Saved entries

-- Start --

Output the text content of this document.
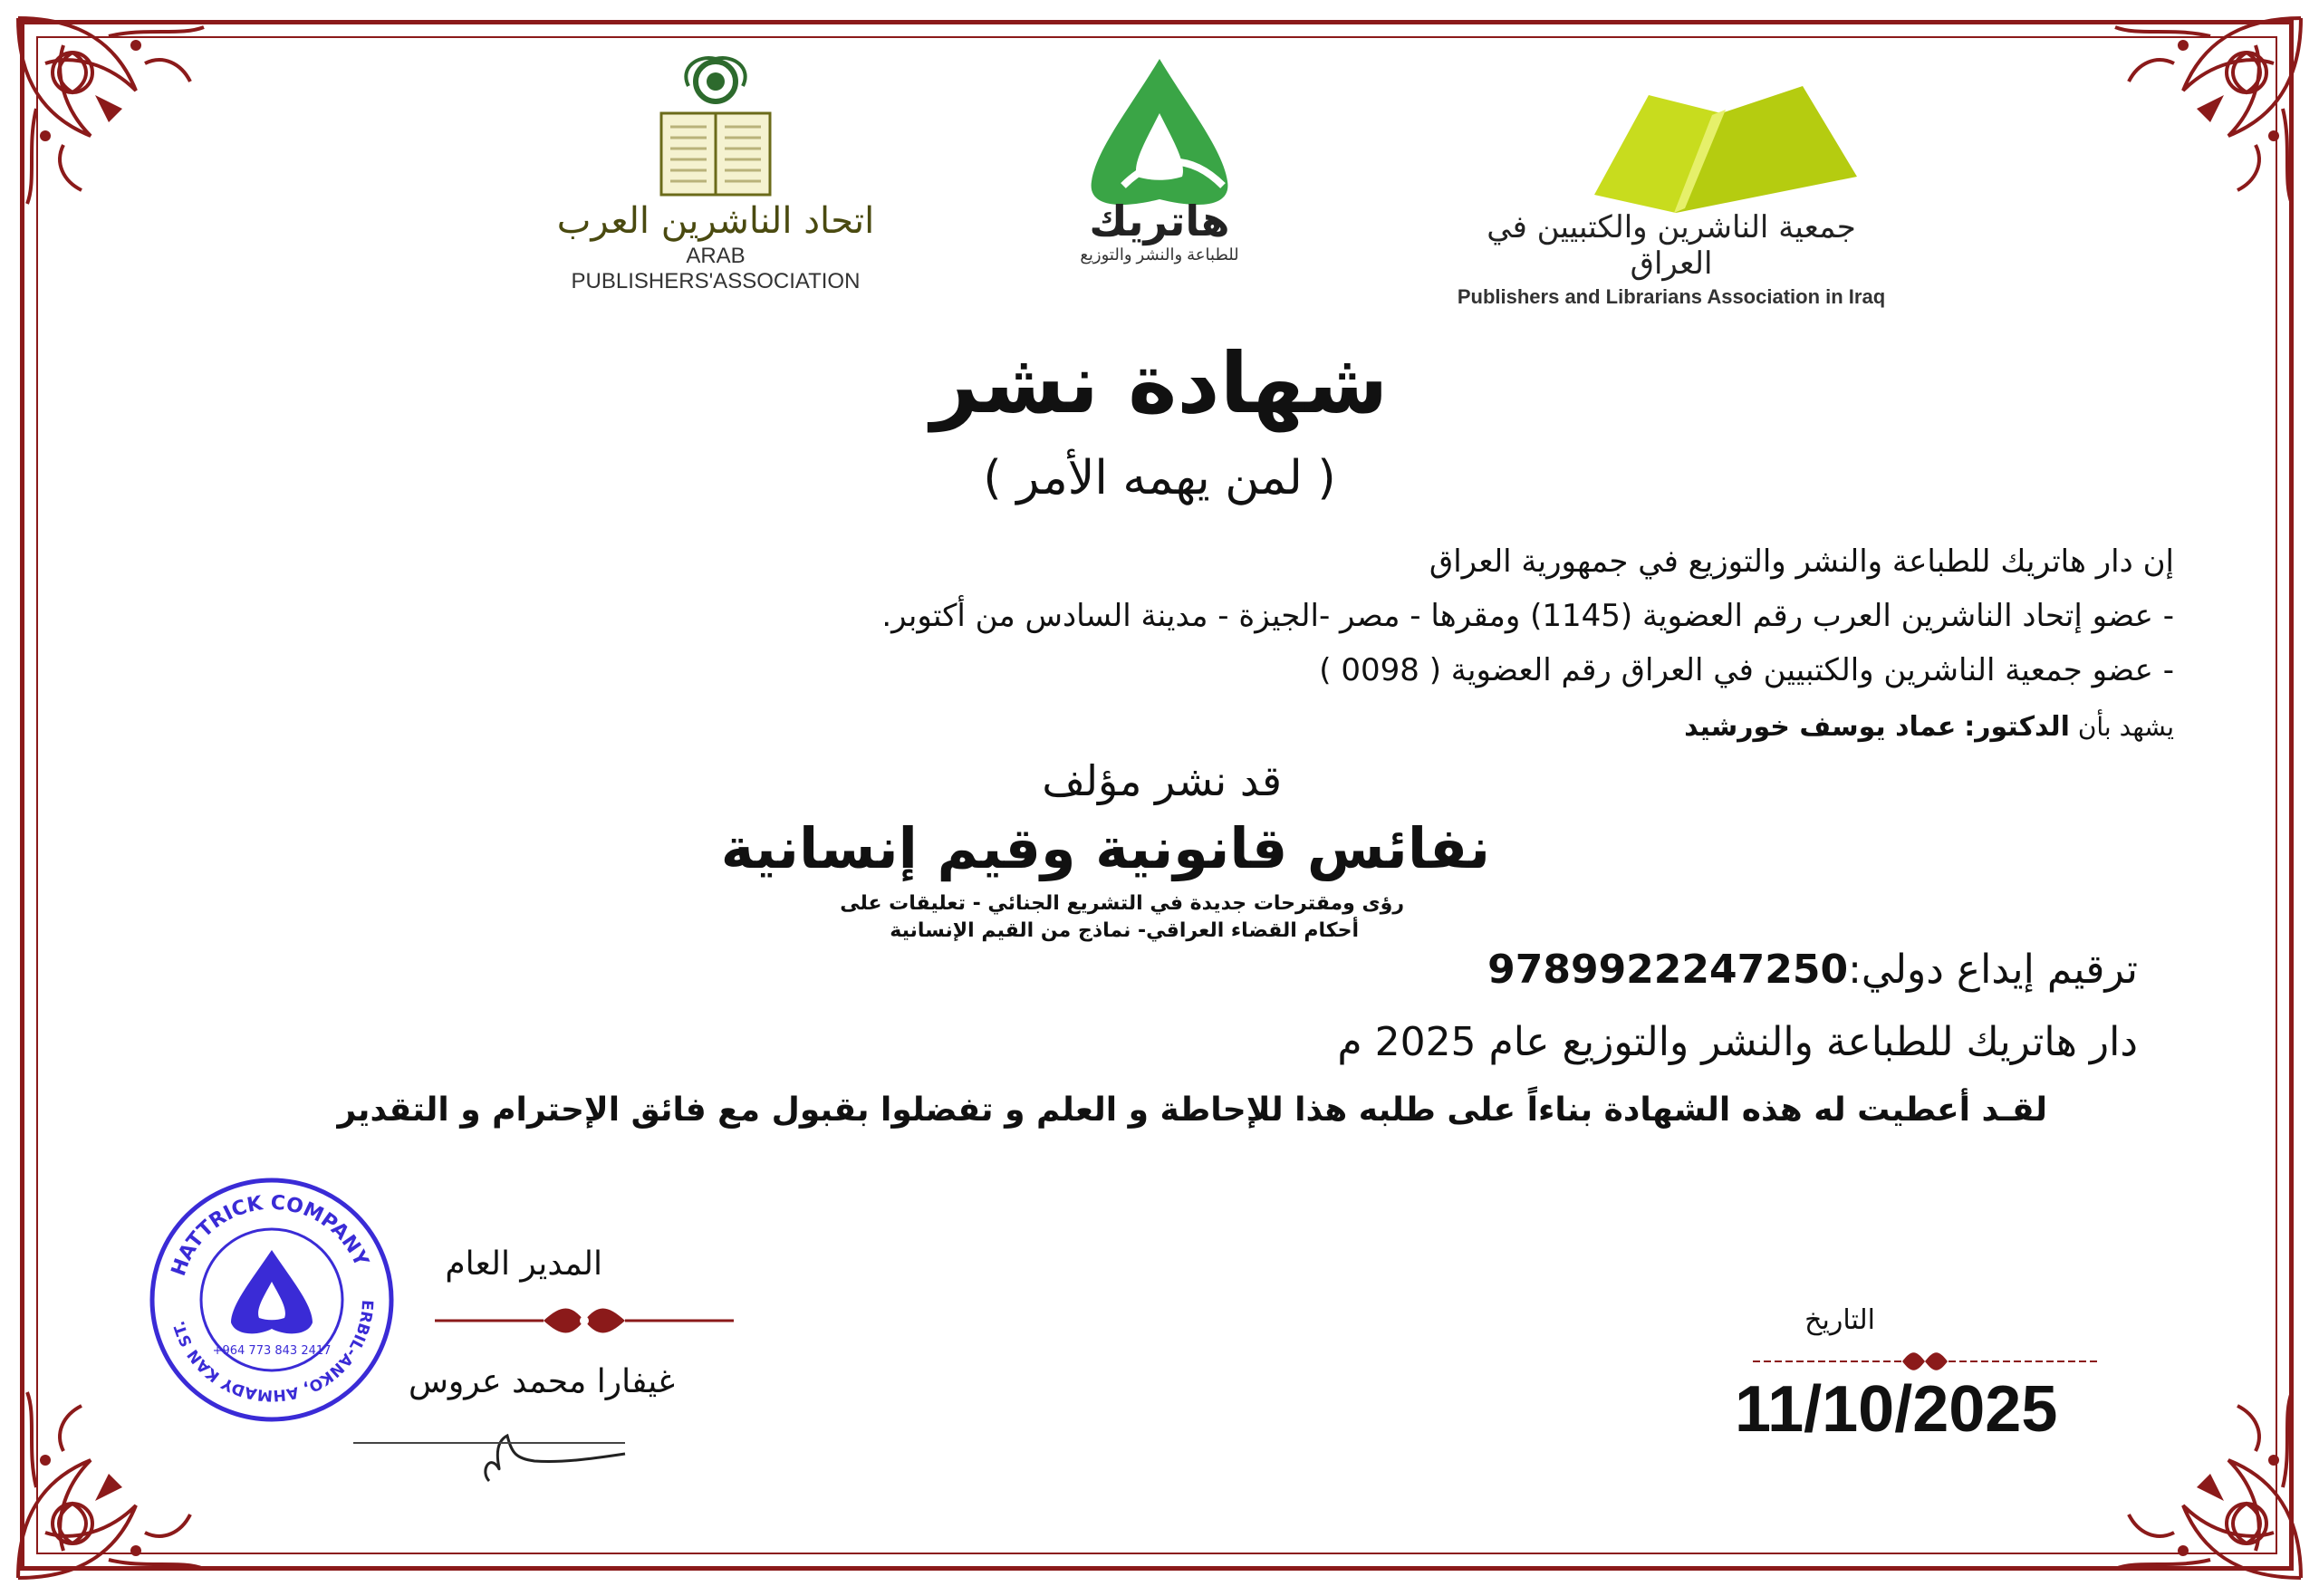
اتحاد الناشرين العرب
ARAB PUBLISHERS'ASSOCIATION
هاتريك
للطباعة والنشر والتوزيع
جمعية الناشرين والكتبيين في العراق
Publishers and Librarians Association in Iraq
شهادة نشر
( لمن يهمه الأمر )
إن دار هاتريك للطباعة والنشر والتوزيع في جمهورية العراق
- عضو إتحاد الناشرين العرب رقم العضوية (1145) ومقرها - مصر -الجيزة - مدينة السادس من أكتوبر.
- عضو جمعية الناشرين والكتبيين في العراق رقم العضوية ( 0098 )
يشهد بأن الدكتور: عماد يوسف خورشيد
قد نشر مؤلف
نفائس قانونية وقيم إنسانية
رؤى ومقترحات جديدة في التشريع الجنائي - تعليقات على
أحكام القضاء العراقي- نماذج من القيم الإنسانية
ترقيم إيداع دولي:9789922247250
دار هاتريك للطباعة والنشر والتوزيع عام 2025 م
لقـد أعطيت له هذه الشهادة بناءاً على طلبه هذا للإحاطة و العلم و تفضلوا بقبول مع فائق الإحترام و التقدير
HATTRICK COMPANY
ERBIL-ANKO, AHMADY KAN ST.
+964 773 843 2417
المدير العام
غيفارا محمد عروس
التاريخ
11/10/2025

-- End --

INSTRUCTION: Copy out all the records exactly, excluding pictures.

WORKED ANSWER:
Output the text content of this document.
اتحاد الناشرين العرب
ARAB PUBLISHERS'ASSOCIATION
هاتريك
للطباعة والنشر والتوزيع
جمعية الناشرين والكتبيين في العراق
Publishers and Librarians Association in Iraq
شهادة نشر
( لمن يهمه الأمر )
إن دار هاتريك للطباعة والنشر والتوزيع في جمهورية العراق
- عضو إتحاد الناشرين العرب رقم العضوية (1145) ومقرها - مصر -الجيزة - مدينة السادس من أكتوبر.
- عضو جمعية الناشرين والكتبيين في العراق رقم العضوية ( 0098 )
يشهد بأن الدكتور: عماد يوسف خورشيد
قد نشر مؤلف
نفائس قانونية وقيم إنسانية
رؤى ومقترحات جديدة في التشريع الجنائي - تعليقات على
أحكام القضاء العراقي- نماذج من القيم الإنسانية
ترقيم إيداع دولي:9789922247250
دار هاتريك للطباعة والنشر والتوزيع عام 2025 م
لقـد أعطيت له هذه الشهادة بناءاً على طلبه هذا للإحاطة و العلم و تفضلوا بقبول مع فائق الإحترام و التقدير
HATTRICK COMPANY
ERBIL-ANKO, AHMADY KAN ST.
+964 773 843 2417
المدير العام
غيفارا محمد عروس
التاريخ
11/10/2025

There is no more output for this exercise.